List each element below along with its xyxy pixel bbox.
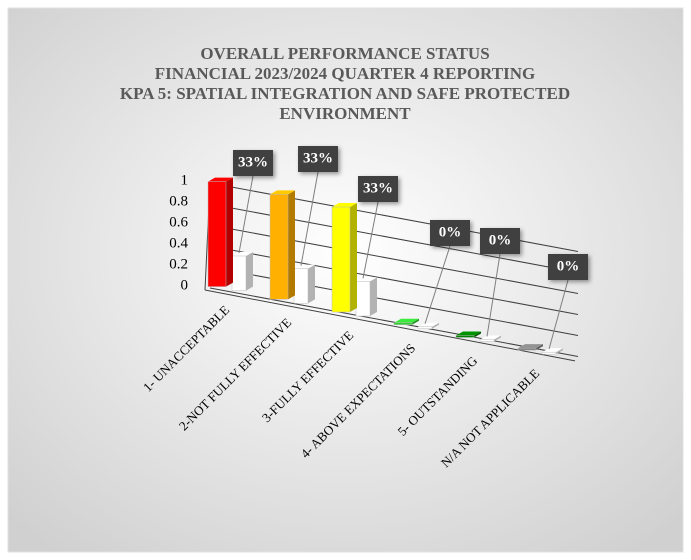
data-label-box (480, 228, 520, 254)
y-tick-label: 0 (181, 277, 189, 293)
bar-side (370, 277, 377, 317)
bar-side (556, 348, 563, 355)
bar (541, 351, 557, 355)
bar-top (270, 190, 295, 195)
bar-side (412, 318, 419, 325)
data-label: 0% (557, 258, 580, 274)
data-label: 33% (363, 180, 393, 196)
bar-side (536, 344, 543, 351)
bar (293, 268, 309, 304)
bar-side (226, 177, 233, 287)
bar-side (350, 203, 357, 313)
data-label-box (233, 150, 273, 176)
bar (331, 206, 351, 313)
chart-title: OVERALL PERFORMANCE STATUS (200, 44, 489, 63)
bar-top (480, 335, 501, 340)
leader-line (424, 245, 451, 324)
bar-top (332, 203, 357, 208)
bar (231, 255, 247, 291)
bar (393, 322, 413, 325)
bar (417, 326, 433, 329)
data-label-box (548, 254, 588, 280)
y-tick-label: 0.6 (169, 214, 188, 230)
leader-line (362, 201, 379, 279)
bar-side (288, 190, 295, 300)
bar-top (394, 318, 419, 323)
data-label-box (298, 146, 338, 172)
y-tick-label: 0.2 (169, 256, 188, 272)
data-label-box (358, 176, 398, 202)
bar-top (294, 264, 315, 269)
chart-title: KPA 5: SPATIAL INTEGRATION AND SAFE PROT… (120, 84, 570, 103)
bar-top (456, 331, 481, 336)
bar (479, 339, 495, 342)
data-label: 33% (303, 150, 333, 166)
bar-side (474, 331, 481, 338)
y-tick-label: 1 (181, 172, 189, 188)
bar (455, 335, 475, 338)
data-label: 33% (238, 154, 268, 170)
data-label: 0% (439, 224, 462, 240)
leader-line (300, 171, 319, 266)
y-tick-label: 0.8 (169, 193, 188, 209)
leader-line (486, 253, 501, 337)
bar-top (418, 322, 439, 327)
bar (517, 347, 537, 351)
chart-title: ENVIRONMENT (279, 104, 411, 123)
axis-line (204, 289, 576, 362)
data-label-box (430, 220, 470, 246)
bar-top (356, 277, 377, 282)
chart-title: FINANCIAL 2023/2024 QUARTER 4 REPORTING (155, 64, 535, 83)
bar-top (542, 348, 563, 353)
leader-line (238, 175, 254, 254)
data-label: 0% (489, 232, 512, 248)
bar-side (432, 322, 439, 329)
bar-side (494, 335, 501, 342)
bar (269, 194, 289, 300)
leader-line (548, 279, 569, 350)
y-tick-label: 0.4 (169, 235, 188, 251)
bar-top (518, 344, 543, 349)
bar-side (308, 264, 315, 304)
bar (355, 281, 371, 317)
bar-top (232, 251, 253, 256)
bar-side (246, 251, 253, 291)
bar (207, 181, 227, 287)
bar-top (208, 177, 233, 182)
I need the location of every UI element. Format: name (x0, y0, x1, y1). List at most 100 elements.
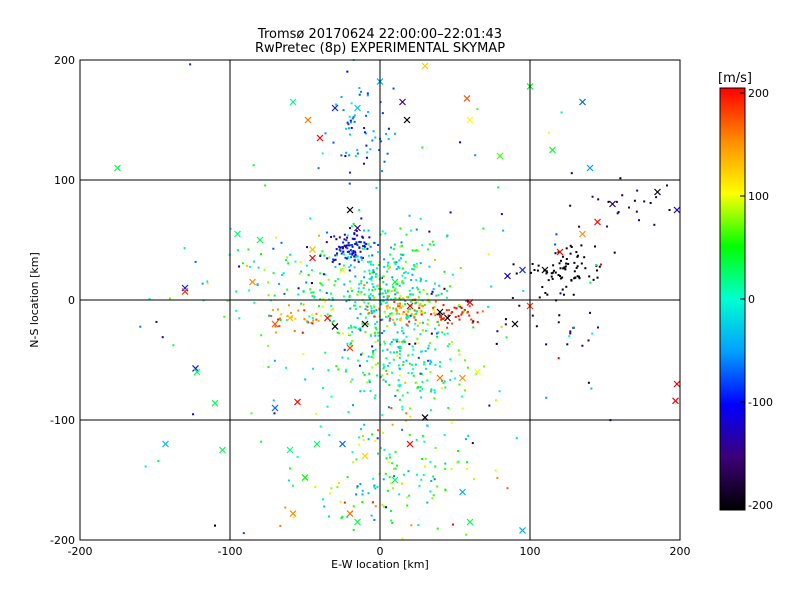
data-point-dot (487, 305, 490, 308)
data-point-dot (435, 294, 438, 297)
data-point-dot (596, 276, 599, 279)
data-point-dot (430, 292, 433, 295)
data-point-dot (627, 206, 630, 209)
data-point-dot (276, 308, 279, 311)
data-point-dot (559, 275, 561, 277)
data-point-dot (458, 141, 461, 144)
data-point-dot (353, 120, 356, 123)
data-point-cross (459, 374, 466, 382)
data-point-dot (559, 259, 562, 262)
data-point-dot (633, 199, 636, 202)
data-point-dot (414, 363, 417, 366)
data-point-dot (388, 319, 391, 322)
data-point-dot (497, 186, 500, 189)
data-point-dot (426, 379, 429, 382)
data-point-dot (411, 353, 414, 356)
data-point-dot (415, 262, 418, 265)
data-point-dot (395, 351, 398, 354)
data-point-dot (405, 359, 408, 362)
data-point-dot (410, 524, 413, 527)
data-point-cross (249, 278, 256, 286)
data-point-dot (406, 496, 409, 499)
data-point-dot (376, 284, 379, 287)
data-point-dot (334, 265, 337, 268)
data-point-dot (424, 367, 427, 370)
data-point-dot (515, 272, 518, 275)
data-point-dot (392, 318, 395, 321)
data-point-dot (343, 238, 346, 241)
data-point-dot (388, 476, 391, 479)
data-point-dot (361, 322, 364, 325)
data-point-dot (168, 297, 171, 300)
data-point-dot (405, 296, 408, 299)
data-point-dot (426, 248, 429, 251)
data-point-dot (408, 315, 411, 318)
data-point-dot (361, 489, 364, 492)
data-point-dot (381, 374, 384, 377)
data-point-dot (314, 412, 317, 415)
data-point-dot (345, 300, 348, 303)
data-point-dot (463, 389, 466, 392)
data-point-dot (562, 293, 565, 296)
data-point-dot (357, 260, 360, 263)
data-point-dot (238, 265, 241, 268)
data-point-dot (457, 315, 460, 318)
data-point-dot (374, 326, 377, 329)
data-point-dot (415, 301, 418, 304)
data-point-dot (369, 293, 372, 296)
data-point-dot (465, 299, 468, 302)
data-point-dot (368, 379, 371, 382)
data-point-dot (359, 482, 362, 485)
data-point-cross (672, 397, 679, 405)
data-point-dot (368, 372, 371, 375)
data-point-dot (302, 352, 305, 355)
data-point-dot (347, 250, 350, 253)
data-point-dot (429, 490, 432, 493)
data-point-dot (368, 381, 371, 384)
data-point-dot (354, 326, 357, 329)
data-point-dot (362, 371, 365, 374)
data-point-dot (364, 308, 367, 311)
data-point-dot (570, 245, 573, 248)
data-point-dot (377, 452, 380, 455)
data-point-dot (500, 325, 503, 328)
data-point-dot (349, 343, 352, 346)
data-point-dot (349, 133, 352, 136)
data-point-dot (373, 309, 376, 312)
data-point-dot (382, 295, 385, 298)
data-point-dot (387, 261, 390, 264)
data-point-dot (448, 343, 451, 346)
data-point-dot (408, 362, 411, 365)
data-point-dot (368, 272, 371, 275)
data-point-dot (318, 234, 321, 237)
data-point-dot (446, 235, 449, 238)
data-point-dot (343, 348, 346, 351)
data-point-dot (333, 259, 336, 262)
data-point-dot (400, 330, 403, 333)
data-point-dot (366, 322, 369, 325)
data-point-dot (404, 310, 407, 313)
data-point-dot (636, 189, 639, 192)
data-point-dot (326, 405, 329, 408)
data-point-dot (400, 341, 403, 344)
data-point-dot (408, 320, 411, 323)
data-point-dot (366, 247, 369, 250)
data-point-dot (412, 268, 415, 271)
data-point-dot (407, 372, 410, 375)
data-point-dot (414, 342, 417, 345)
data-point-dot (342, 250, 345, 253)
data-point-dot (351, 245, 354, 248)
data-point-dot (283, 292, 286, 295)
data-point-dot (349, 227, 352, 230)
data-point-dot (317, 304, 320, 307)
data-point-dot (351, 340, 354, 343)
data-point-dot (419, 277, 422, 280)
data-point-dot (569, 330, 572, 333)
data-point-dot (201, 282, 204, 285)
data-point-dot (370, 310, 373, 313)
data-point-dot (578, 277, 581, 280)
data-point-dot (606, 225, 609, 228)
data-point-dot (424, 457, 427, 460)
data-point-dot (522, 289, 525, 292)
data-point-dot (375, 309, 378, 312)
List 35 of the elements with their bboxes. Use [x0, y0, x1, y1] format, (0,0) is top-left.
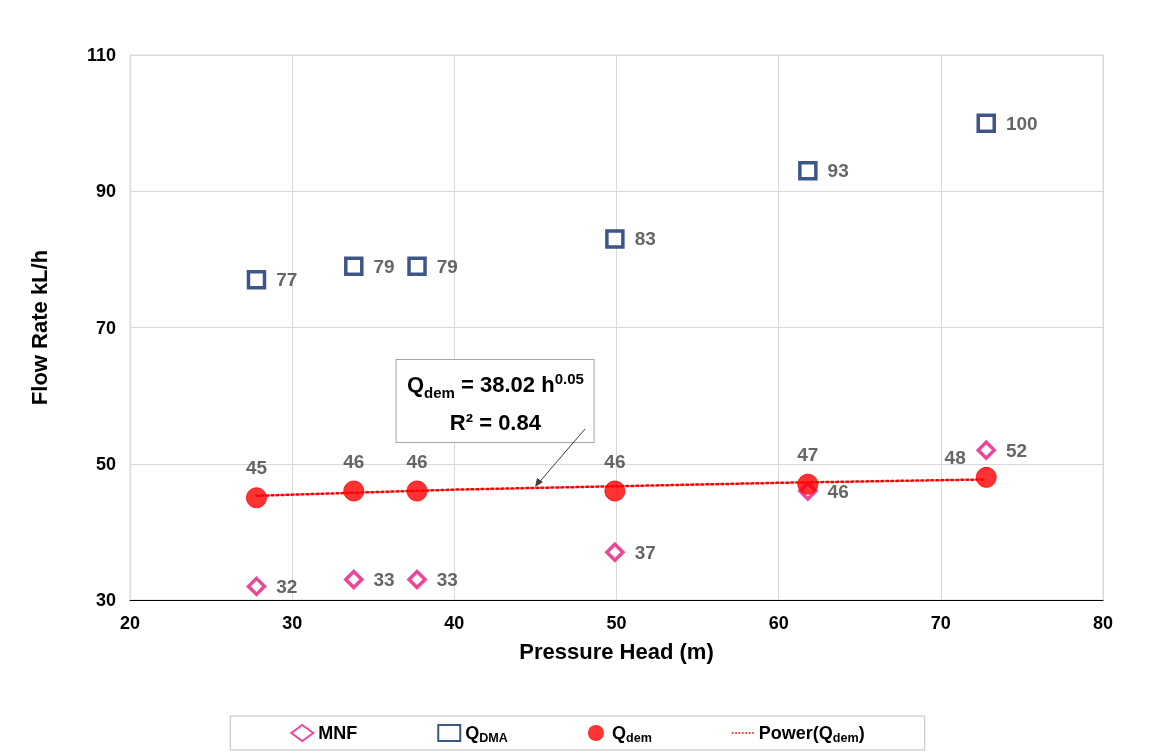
x-tick-label: 50: [606, 613, 627, 633]
data-label: 37: [634, 541, 656, 563]
y-tick-label: 70: [95, 317, 116, 338]
x-tick-label: 80: [1092, 613, 1114, 633]
data-label: 45: [245, 457, 268, 479]
data-label: 46: [343, 450, 365, 472]
annotation: R² = 0.84: [448, 408, 542, 437]
data-label: 46: [827, 480, 849, 502]
data-label: 93: [827, 160, 849, 182]
data-label: 79: [436, 255, 458, 277]
data-label: 79: [373, 255, 395, 277]
data-label: 46: [604, 450, 626, 472]
data-label: 33: [436, 569, 458, 591]
y-axis-title: Flow Rate kL/h: [26, 249, 52, 406]
x-tick-label: 70: [930, 613, 951, 633]
x-tick-label: 40: [444, 613, 465, 633]
data-label: 52: [1005, 439, 1028, 461]
x-tick-label: 60: [768, 613, 789, 633]
data-label: 46: [406, 450, 428, 472]
y-tick-label: 30: [95, 590, 116, 610]
y-tick-label: 50: [95, 453, 116, 474]
data-label: 83: [634, 228, 656, 250]
legend-label: MNF: [318, 723, 358, 743]
x-axis-title: Pressure Head (m): [519, 638, 714, 664]
data-label: 32: [276, 575, 298, 597]
data-label: 48: [944, 446, 966, 468]
x-tick-label: 20: [119, 613, 141, 633]
annotation: Q$_{dem}$ = 38.02 h$^{0.05}$: [406, 368, 584, 403]
data-label: 77: [276, 269, 298, 291]
y-tick-label: 90: [95, 181, 116, 202]
data-label: 33: [373, 569, 395, 591]
data-label: 100: [1005, 112, 1038, 134]
x-tick-label: 30: [282, 613, 303, 633]
data-label: 47: [797, 443, 819, 465]
y-tick-label: 110: [86, 45, 116, 65]
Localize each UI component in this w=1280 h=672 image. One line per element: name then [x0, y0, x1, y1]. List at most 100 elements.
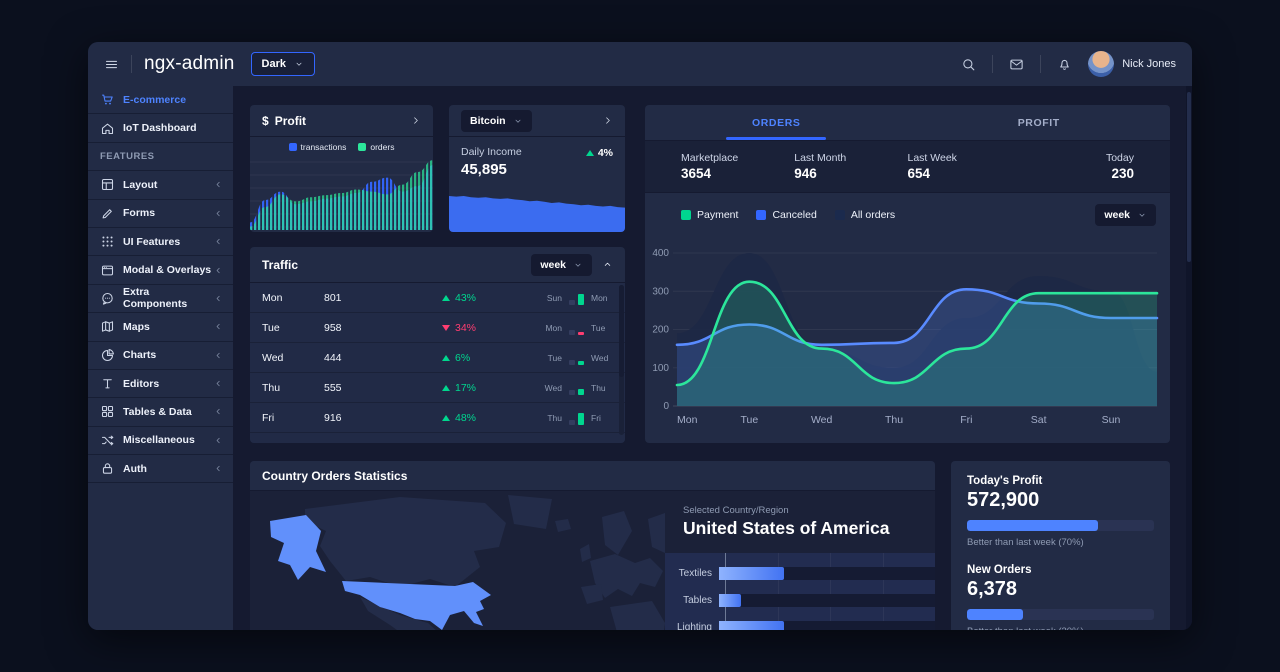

________________________

» **EXERCISE BRIEF**
Turn the lines above, everything from the line containing "data-point-dot (487, 305, 490, 308)" down through the line containing "data-point-dot (353, 120, 356, 123)", into a numbered list, leaving out any blank lines.

» **CORRECT RESPONSE**
1. data-point-dot (487, 305, 490, 308)
2. data-point-dot (435, 294, 438, 297)
3. data-point-dot (596, 276, 599, 279)
4. data-point-dot (430, 292, 433, 295)
5. data-point-dot (627, 206, 630, 209)
6. data-point-dot (276, 308, 279, 311)
7. data-point-dot (559, 275, 561, 277)
8. data-point-dot (458, 141, 461, 144)
9. data-point-dot (353, 120, 356, 123)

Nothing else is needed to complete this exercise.